Where a line in the listing contains the string "from", copy that line out.

——————————

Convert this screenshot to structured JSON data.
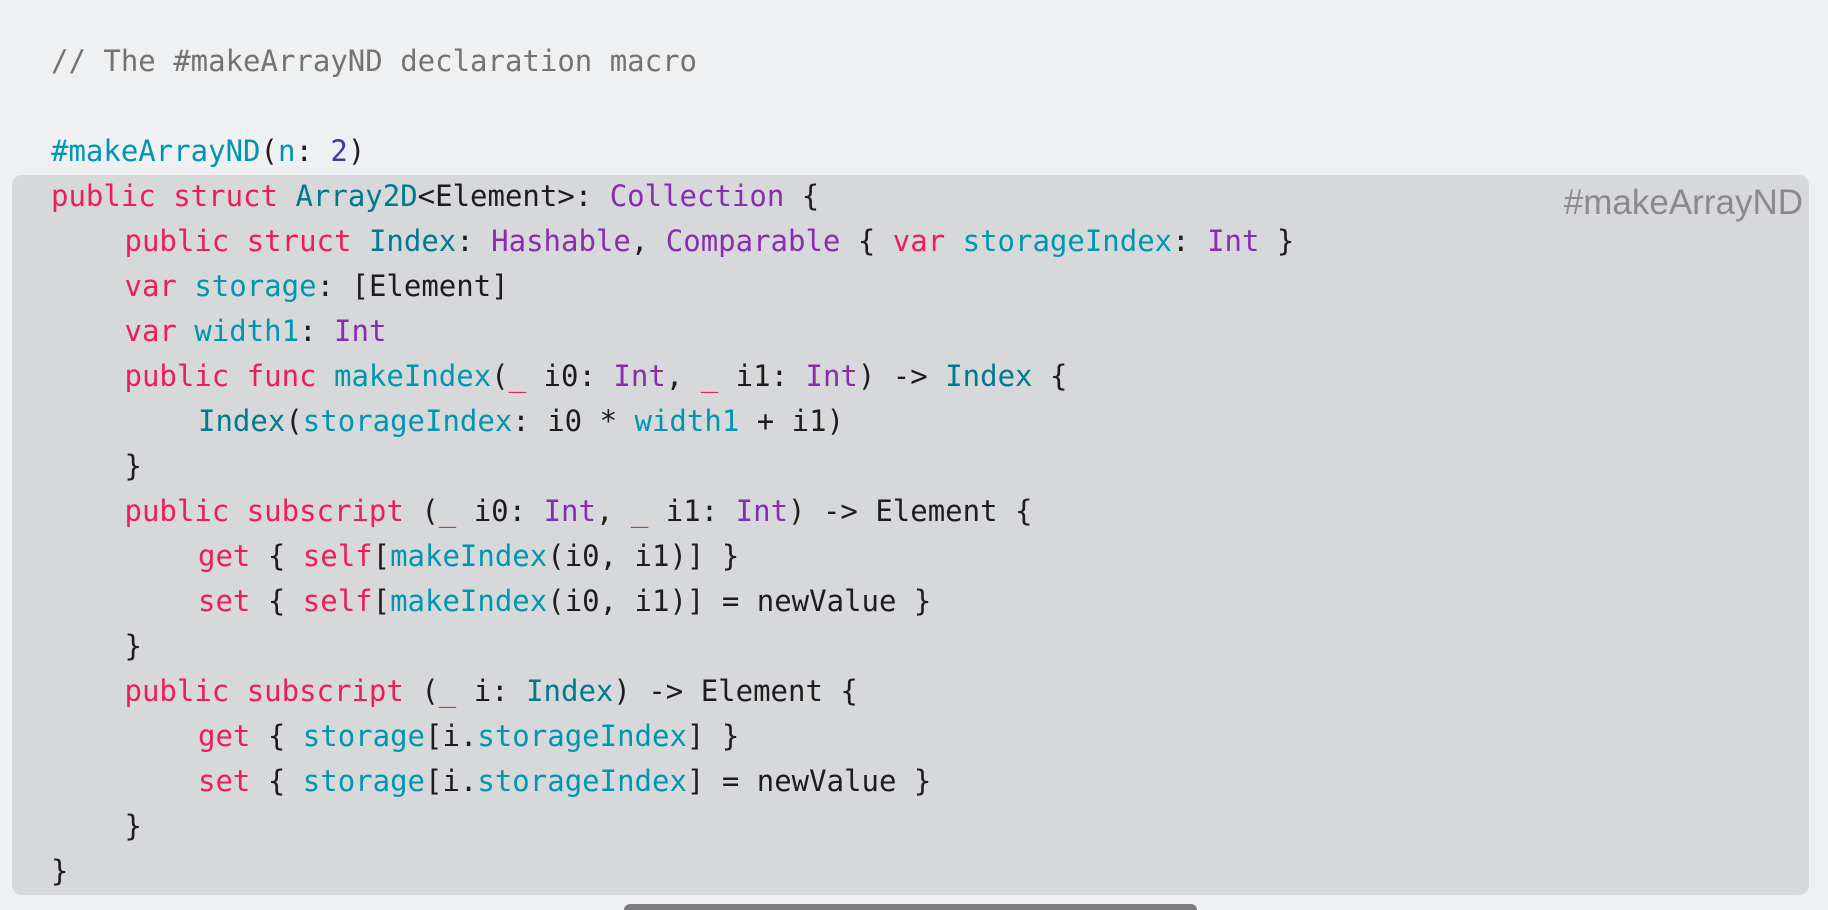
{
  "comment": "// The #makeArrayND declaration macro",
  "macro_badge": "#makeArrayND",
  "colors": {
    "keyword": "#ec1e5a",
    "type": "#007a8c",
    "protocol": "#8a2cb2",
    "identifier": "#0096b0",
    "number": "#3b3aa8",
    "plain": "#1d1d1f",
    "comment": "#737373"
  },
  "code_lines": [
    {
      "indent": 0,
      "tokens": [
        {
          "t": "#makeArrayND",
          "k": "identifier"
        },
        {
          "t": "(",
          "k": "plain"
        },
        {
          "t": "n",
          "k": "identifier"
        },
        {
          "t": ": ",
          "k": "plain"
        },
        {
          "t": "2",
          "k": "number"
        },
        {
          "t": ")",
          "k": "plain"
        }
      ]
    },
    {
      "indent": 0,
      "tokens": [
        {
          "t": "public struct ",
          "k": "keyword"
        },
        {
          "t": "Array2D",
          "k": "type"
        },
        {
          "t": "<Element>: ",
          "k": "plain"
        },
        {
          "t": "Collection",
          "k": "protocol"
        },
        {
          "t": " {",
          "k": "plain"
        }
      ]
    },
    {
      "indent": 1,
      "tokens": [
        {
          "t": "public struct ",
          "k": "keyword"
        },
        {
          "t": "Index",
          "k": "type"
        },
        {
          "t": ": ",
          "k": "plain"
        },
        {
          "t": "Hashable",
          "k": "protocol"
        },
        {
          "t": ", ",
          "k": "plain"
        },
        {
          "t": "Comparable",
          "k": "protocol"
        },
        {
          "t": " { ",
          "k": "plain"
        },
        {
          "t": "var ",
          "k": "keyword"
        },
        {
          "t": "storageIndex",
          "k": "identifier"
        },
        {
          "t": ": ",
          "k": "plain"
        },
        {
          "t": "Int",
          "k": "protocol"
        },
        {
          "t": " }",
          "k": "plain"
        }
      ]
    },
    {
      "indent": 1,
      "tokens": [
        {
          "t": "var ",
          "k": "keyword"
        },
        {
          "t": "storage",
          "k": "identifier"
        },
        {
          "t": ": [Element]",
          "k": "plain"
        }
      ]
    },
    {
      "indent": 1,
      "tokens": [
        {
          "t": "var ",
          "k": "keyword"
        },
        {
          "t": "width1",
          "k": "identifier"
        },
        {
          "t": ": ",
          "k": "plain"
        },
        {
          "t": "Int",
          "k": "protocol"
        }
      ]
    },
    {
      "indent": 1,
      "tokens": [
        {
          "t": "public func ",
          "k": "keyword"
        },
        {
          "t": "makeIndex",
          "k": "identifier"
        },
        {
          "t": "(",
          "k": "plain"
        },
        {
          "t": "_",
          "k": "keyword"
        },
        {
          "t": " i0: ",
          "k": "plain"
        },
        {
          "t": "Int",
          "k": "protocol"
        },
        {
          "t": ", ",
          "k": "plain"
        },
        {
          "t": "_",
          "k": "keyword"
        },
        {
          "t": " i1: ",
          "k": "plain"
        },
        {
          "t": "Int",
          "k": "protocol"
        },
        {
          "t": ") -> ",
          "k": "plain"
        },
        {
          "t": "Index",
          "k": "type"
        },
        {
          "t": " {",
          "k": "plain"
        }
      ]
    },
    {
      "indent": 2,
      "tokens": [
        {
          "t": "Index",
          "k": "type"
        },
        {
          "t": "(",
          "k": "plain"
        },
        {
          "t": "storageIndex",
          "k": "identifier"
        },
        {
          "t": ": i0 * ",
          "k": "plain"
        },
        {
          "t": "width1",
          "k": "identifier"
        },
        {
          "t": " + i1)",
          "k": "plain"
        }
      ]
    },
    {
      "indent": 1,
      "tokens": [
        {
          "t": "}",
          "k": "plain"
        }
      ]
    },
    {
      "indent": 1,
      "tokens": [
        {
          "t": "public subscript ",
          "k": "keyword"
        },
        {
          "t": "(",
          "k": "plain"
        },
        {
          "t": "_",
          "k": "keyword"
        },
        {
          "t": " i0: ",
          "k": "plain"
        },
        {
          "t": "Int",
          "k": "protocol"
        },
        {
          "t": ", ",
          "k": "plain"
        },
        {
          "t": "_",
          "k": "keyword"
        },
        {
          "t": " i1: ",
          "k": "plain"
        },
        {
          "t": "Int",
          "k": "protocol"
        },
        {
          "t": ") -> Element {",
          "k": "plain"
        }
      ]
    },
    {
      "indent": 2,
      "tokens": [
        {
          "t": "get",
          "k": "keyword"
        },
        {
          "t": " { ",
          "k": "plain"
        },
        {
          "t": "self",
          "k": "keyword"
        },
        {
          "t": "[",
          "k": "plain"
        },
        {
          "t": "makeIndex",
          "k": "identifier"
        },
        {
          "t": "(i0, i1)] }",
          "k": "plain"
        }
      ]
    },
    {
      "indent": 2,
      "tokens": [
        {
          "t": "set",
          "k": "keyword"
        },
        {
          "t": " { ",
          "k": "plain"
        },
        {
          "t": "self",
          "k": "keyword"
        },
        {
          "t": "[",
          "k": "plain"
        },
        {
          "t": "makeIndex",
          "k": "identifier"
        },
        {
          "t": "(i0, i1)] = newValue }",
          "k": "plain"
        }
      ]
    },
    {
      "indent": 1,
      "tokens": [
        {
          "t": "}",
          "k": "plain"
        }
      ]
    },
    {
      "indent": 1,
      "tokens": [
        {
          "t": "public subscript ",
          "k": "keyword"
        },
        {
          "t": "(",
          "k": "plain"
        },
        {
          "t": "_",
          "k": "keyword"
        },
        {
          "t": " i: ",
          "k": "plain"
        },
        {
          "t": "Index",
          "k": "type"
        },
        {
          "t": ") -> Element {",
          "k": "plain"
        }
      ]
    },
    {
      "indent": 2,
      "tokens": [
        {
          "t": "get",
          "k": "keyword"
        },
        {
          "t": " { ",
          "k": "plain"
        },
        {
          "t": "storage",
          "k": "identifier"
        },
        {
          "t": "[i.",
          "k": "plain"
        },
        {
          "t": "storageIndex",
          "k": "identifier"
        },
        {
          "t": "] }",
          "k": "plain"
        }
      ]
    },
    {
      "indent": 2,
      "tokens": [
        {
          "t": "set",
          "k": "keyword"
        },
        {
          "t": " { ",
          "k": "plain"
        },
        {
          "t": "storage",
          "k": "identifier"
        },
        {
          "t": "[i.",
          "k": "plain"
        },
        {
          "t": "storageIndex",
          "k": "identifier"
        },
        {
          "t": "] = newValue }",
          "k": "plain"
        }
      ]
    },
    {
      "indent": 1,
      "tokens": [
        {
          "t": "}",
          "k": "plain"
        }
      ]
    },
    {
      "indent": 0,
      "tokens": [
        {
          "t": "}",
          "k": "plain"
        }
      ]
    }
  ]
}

——————————

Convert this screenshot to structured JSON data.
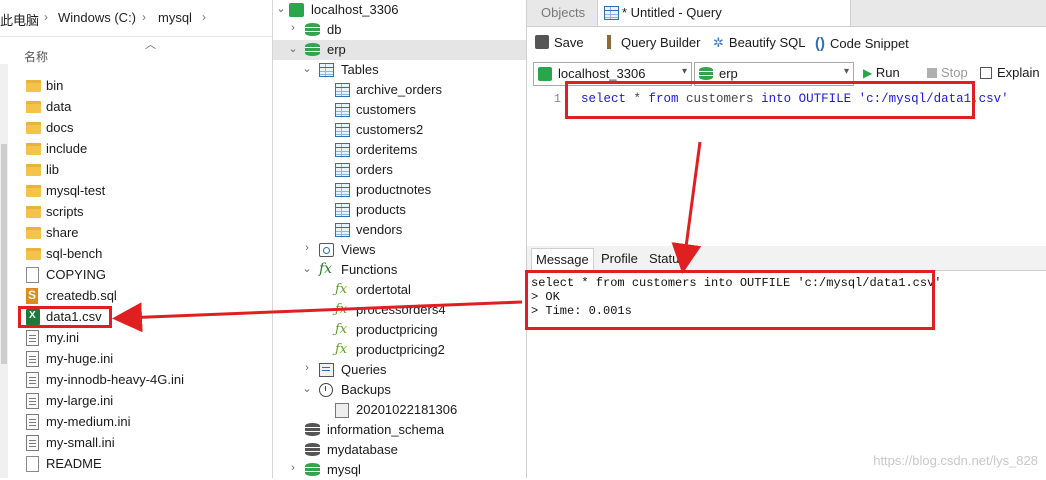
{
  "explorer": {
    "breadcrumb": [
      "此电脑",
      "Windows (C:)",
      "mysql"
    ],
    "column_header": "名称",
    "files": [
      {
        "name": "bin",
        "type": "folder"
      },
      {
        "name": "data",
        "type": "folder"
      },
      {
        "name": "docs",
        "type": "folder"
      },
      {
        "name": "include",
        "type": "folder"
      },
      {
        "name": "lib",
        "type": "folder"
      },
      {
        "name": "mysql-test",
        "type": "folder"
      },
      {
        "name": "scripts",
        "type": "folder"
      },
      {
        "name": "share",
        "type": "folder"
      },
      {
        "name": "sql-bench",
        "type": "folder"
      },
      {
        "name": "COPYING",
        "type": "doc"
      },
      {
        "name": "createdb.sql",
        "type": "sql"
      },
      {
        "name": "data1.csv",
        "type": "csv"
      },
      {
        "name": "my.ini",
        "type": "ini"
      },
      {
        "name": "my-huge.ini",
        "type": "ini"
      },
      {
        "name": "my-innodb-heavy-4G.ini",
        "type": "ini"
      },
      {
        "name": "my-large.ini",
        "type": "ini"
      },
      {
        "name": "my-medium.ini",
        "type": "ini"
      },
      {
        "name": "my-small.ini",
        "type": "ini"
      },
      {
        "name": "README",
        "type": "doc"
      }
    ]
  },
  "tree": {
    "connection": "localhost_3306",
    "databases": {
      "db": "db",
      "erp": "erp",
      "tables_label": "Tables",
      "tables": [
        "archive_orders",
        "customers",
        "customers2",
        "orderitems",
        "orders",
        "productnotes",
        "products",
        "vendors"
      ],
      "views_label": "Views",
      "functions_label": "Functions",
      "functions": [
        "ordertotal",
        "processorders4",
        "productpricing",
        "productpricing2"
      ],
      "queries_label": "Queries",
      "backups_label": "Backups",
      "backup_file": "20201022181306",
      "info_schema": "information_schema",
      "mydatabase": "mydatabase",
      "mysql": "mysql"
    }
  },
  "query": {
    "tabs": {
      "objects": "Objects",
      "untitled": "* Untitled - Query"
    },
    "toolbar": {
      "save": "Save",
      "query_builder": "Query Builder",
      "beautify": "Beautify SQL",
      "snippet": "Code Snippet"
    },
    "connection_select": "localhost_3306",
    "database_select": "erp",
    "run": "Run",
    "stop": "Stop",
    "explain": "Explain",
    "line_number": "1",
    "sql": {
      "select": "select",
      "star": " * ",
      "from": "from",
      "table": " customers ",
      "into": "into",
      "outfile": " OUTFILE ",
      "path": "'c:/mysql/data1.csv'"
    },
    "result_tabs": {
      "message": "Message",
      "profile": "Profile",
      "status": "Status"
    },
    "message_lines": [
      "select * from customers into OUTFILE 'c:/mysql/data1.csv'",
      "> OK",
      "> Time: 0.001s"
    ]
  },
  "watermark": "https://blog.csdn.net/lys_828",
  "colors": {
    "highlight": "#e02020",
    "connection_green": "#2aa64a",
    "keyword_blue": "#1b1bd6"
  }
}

——————————

Response to the exercise:
      "from": "from",
      "select * from customers into OUTFILE 'c:/mysql/data1.csv'",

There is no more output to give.